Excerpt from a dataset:

====

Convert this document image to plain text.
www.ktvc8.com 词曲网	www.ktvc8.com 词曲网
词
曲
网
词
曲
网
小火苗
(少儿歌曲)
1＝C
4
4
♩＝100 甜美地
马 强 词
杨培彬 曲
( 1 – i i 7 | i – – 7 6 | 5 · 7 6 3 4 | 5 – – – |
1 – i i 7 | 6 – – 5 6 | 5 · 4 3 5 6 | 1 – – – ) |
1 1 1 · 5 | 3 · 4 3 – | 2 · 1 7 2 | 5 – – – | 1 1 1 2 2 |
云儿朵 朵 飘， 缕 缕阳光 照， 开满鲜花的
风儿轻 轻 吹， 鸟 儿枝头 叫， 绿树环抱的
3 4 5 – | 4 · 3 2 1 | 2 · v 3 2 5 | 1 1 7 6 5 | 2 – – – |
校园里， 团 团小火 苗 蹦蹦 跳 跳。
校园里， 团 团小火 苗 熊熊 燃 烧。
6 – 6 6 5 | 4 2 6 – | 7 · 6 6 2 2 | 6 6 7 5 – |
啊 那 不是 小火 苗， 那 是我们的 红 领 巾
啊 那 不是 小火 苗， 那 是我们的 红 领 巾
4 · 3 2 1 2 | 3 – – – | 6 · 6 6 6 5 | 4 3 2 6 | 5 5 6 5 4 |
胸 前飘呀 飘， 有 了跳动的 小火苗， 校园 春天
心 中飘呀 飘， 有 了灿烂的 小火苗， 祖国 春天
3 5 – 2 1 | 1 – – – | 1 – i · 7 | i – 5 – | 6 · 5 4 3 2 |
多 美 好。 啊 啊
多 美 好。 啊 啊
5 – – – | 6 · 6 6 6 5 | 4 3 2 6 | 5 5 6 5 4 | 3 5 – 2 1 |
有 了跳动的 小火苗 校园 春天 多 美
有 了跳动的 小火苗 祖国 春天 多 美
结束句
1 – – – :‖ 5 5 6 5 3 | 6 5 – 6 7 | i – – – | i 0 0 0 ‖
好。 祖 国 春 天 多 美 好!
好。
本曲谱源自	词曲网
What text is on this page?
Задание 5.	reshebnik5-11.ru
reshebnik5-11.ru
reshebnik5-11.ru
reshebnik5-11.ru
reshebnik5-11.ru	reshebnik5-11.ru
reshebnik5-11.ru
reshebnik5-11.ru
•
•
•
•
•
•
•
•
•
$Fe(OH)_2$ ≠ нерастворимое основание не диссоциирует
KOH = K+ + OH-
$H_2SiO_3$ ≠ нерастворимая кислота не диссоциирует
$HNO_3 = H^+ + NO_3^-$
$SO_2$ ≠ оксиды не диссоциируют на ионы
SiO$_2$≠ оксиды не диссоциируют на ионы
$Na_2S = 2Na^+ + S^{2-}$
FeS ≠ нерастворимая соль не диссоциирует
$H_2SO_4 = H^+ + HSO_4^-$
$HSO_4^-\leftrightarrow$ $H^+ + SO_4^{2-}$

====

**What is required**
Return every line holding the word "ионы" from the records.

**The result**
$SO_2$ ≠ оксиды не диссоциируют на ионы
SiO$_2$≠ оксиды не диссоциируют на ионы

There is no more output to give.